# DO THIS:
Please reproduce every row below, leaving out the pictures, with "UI elements" renamed to "interface elements" wherever it occurs and nothing else altered.
>> BEGIN MATERIAL SUPPLIED
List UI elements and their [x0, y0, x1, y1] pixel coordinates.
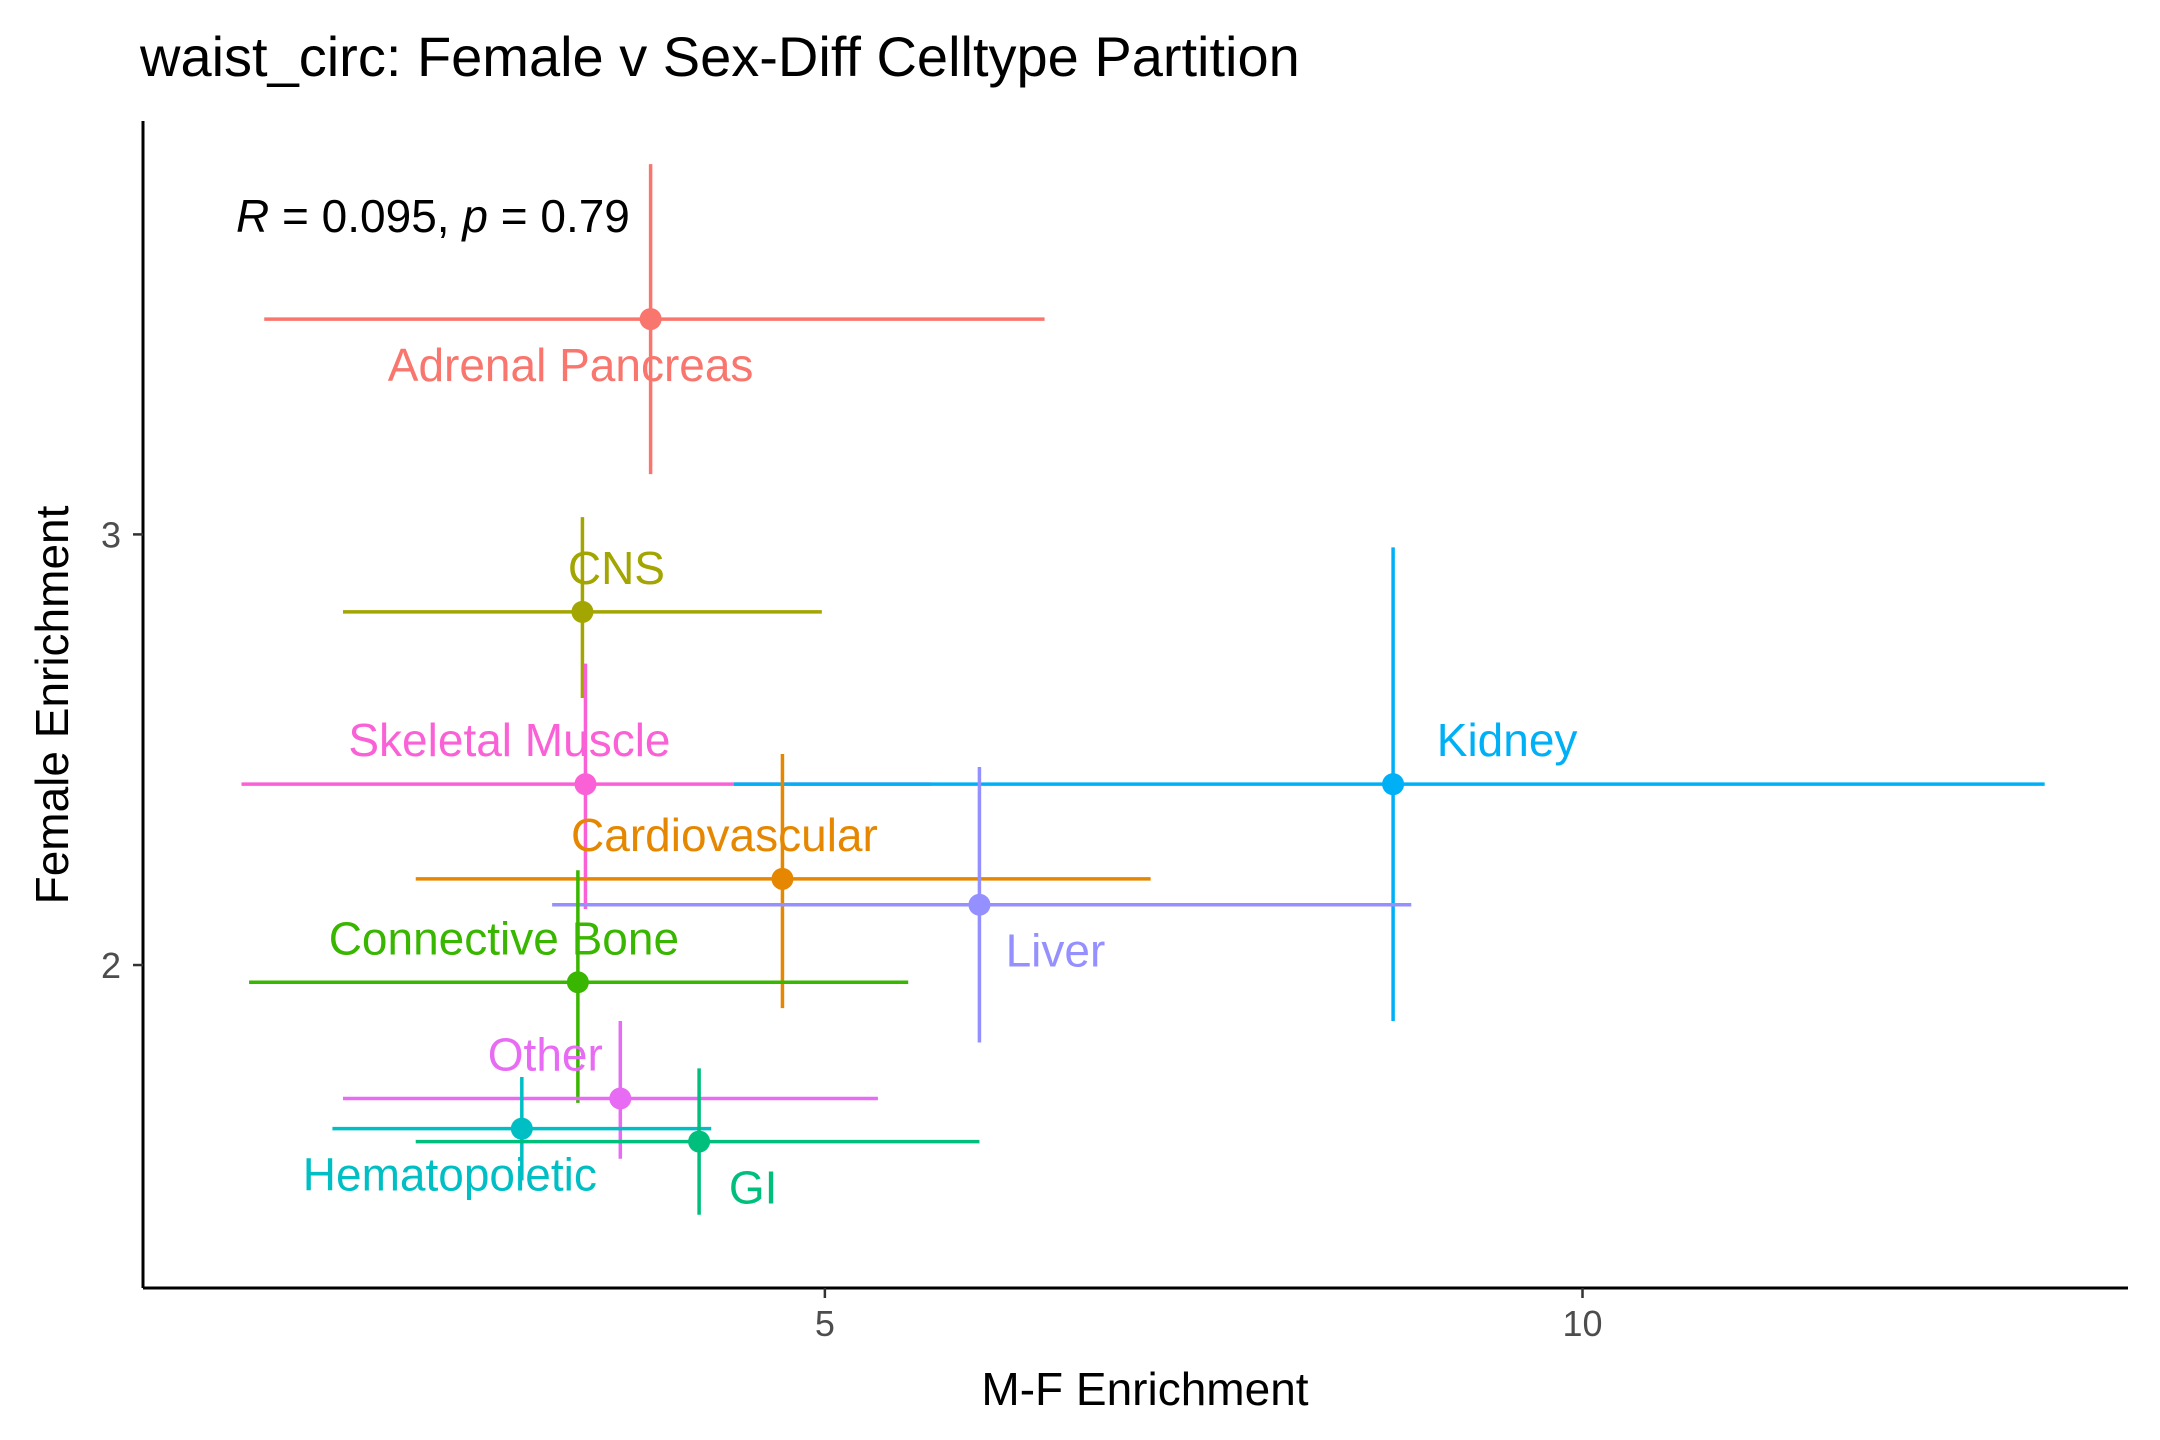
data-point-kidney: [1382, 773, 1405, 796]
point-label-adrenal-pancreas: Adrenal Pancreas: [388, 339, 754, 391]
point-label-skeletal-muscle: Skeletal Muscle: [348, 714, 670, 766]
point-label-hematopoietic: Hematopoietic: [303, 1149, 597, 1201]
point-group-adrenal-pancreas: Adrenal Pancreas: [264, 164, 1045, 475]
data-point-cardiovascular: [771, 867, 794, 890]
point-group-connective-bone: Connective Bone: [249, 870, 909, 1103]
chart-title: waist_circ: Female v Sex-Diff Celltype P…: [139, 25, 1300, 88]
data-point-cns: [571, 600, 594, 623]
p-symbol: p: [460, 190, 488, 242]
data-point-gi: [688, 1130, 711, 1153]
point-group-gi: GI: [415, 1068, 980, 1215]
r-symbol: R: [236, 190, 269, 242]
r-value: = 0.095,: [269, 190, 462, 242]
point-label-cardiovascular: Cardiovascular: [571, 809, 878, 861]
point-group-cardiovascular: Cardiovascular: [415, 754, 1151, 1009]
data-point-hematopoietic: [510, 1117, 533, 1140]
point-label-other: Other: [488, 1029, 603, 1081]
correlation-annotation: R = 0.095, p = 0.79: [236, 190, 630, 242]
x-tick-label: 10: [1562, 1303, 1602, 1344]
point-group-kidney: Kidney: [733, 547, 2045, 1022]
point-group-cns: CNS: [343, 517, 822, 699]
y-axis-ticks: 23: [101, 514, 143, 986]
data-point-adrenal-pancreas: [639, 308, 662, 331]
point-label-connective-bone: Connective Bone: [329, 912, 679, 964]
point-label-cns: CNS: [568, 542, 665, 594]
y-axis-title: Female Enrichment: [26, 505, 78, 904]
point-label-gi: GI: [729, 1162, 778, 1214]
y-tick-label: 2: [101, 945, 121, 986]
data-point-skeletal-muscle: [574, 773, 597, 796]
data-point-other: [609, 1087, 632, 1110]
point-group-liver: Liver: [552, 766, 1412, 1043]
point-group-skeletal-muscle: Skeletal Muscle: [241, 663, 931, 910]
data-point-connective-bone: [566, 971, 589, 994]
x-tick-label: 5: [815, 1303, 835, 1344]
y-tick-label: 3: [101, 514, 121, 555]
point-group-other: Other: [343, 1021, 878, 1159]
x-axis-ticks: 5 10: [815, 1288, 1603, 1344]
point-label-liver: Liver: [1006, 925, 1106, 977]
plot-area: Adrenal Pancreas CNS Skeletal Muscle Kidney…: [241, 164, 2045, 1215]
x-axis-title: M-F Enrichment: [981, 1363, 1308, 1415]
point-group-hematopoietic: Hematopoietic: [303, 1076, 712, 1201]
data-point-liver: [968, 893, 991, 916]
p-value: = 0.79: [488, 190, 630, 242]
point-label-kidney: Kidney: [1437, 714, 1578, 766]
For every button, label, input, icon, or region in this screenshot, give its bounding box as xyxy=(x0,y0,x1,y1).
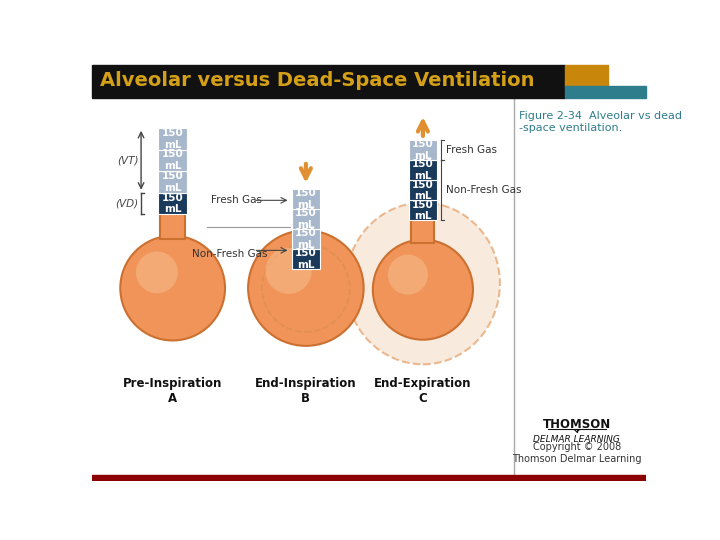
>> END MATERIAL SUPPLIED
# RESULT OF THE TASK:
List interface elements and their [x0, y0, x1, y1] pixel coordinates.
data-point-kidney: [1382, 773, 1405, 796]
point-label-adrenal-pancreas: Adrenal Pancreas: [388, 339, 754, 391]
point-label-skeletal-muscle: Skeletal Muscle: [348, 714, 670, 766]
point-label-hematopoietic: Hematopoietic: [303, 1149, 597, 1201]
point-group-adrenal-pancreas: Adrenal Pancreas: [264, 164, 1045, 475]
data-point-cardiovascular: [771, 867, 794, 890]
point-group-connective-bone: Connective Bone: [249, 870, 909, 1103]
chart-title: waist_circ: Female v Sex-Diff Celltype P…: [139, 25, 1300, 88]
data-point-cns: [571, 600, 594, 623]
p-symbol: p: [460, 190, 488, 242]
data-point-gi: [688, 1130, 711, 1153]
point-group-gi: GI: [415, 1068, 980, 1215]
r-symbol: R: [236, 190, 269, 242]
r-value: = 0.095,: [269, 190, 462, 242]
point-label-cardiovascular: Cardiovascular: [571, 809, 878, 861]
point-group-cardiovascular: Cardiovascular: [415, 754, 1151, 1009]
data-point-hematopoietic: [510, 1117, 533, 1140]
point-label-other: Other: [488, 1029, 603, 1081]
correlation-annotation: R = 0.095, p = 0.79: [236, 190, 630, 242]
x-tick-label: 10: [1562, 1303, 1602, 1344]
point-group-kidney: Kidney: [733, 547, 2045, 1022]
point-group-cns: CNS: [343, 517, 822, 699]
y-axis-ticks: 23: [101, 514, 143, 986]
data-point-adrenal-pancreas: [639, 308, 662, 331]
point-label-connective-bone: Connective Bone: [329, 912, 679, 964]
point-label-cns: CNS: [568, 542, 665, 594]
y-axis-title: Female Enrichment: [26, 505, 78, 904]
point-label-gi: GI: [729, 1162, 778, 1214]
y-tick-label: 2: [101, 945, 121, 986]
data-point-skeletal-muscle: [574, 773, 597, 796]
data-point-other: [609, 1087, 632, 1110]
point-group-liver: Liver: [552, 766, 1412, 1043]
point-group-skeletal-muscle: Skeletal Muscle: [241, 663, 931, 910]
data-point-connective-bone: [566, 971, 589, 994]
x-tick-label: 5: [815, 1303, 835, 1344]
y-tick-label: 3: [101, 514, 121, 555]
point-group-other: Other: [343, 1021, 878, 1159]
x-axis-ticks: 5 10: [815, 1288, 1603, 1344]
point-label-liver: Liver: [1006, 925, 1106, 977]
plot-area: Adrenal Pancreas CNS Skeletal Muscle Kidney…: [241, 164, 2045, 1215]
x-axis-title: M-F Enrichment: [981, 1363, 1308, 1415]
point-group-hematopoietic: Hematopoietic: [303, 1076, 712, 1201]
data-point-liver: [968, 893, 991, 916]
p-value: = 0.79: [488, 190, 630, 242]
point-label-kidney: Kidney: [1437, 714, 1578, 766]
For every button, label, input, icon, or region in this screenshot, give its bounding box as xyxy=(x0,y0,x1,y1).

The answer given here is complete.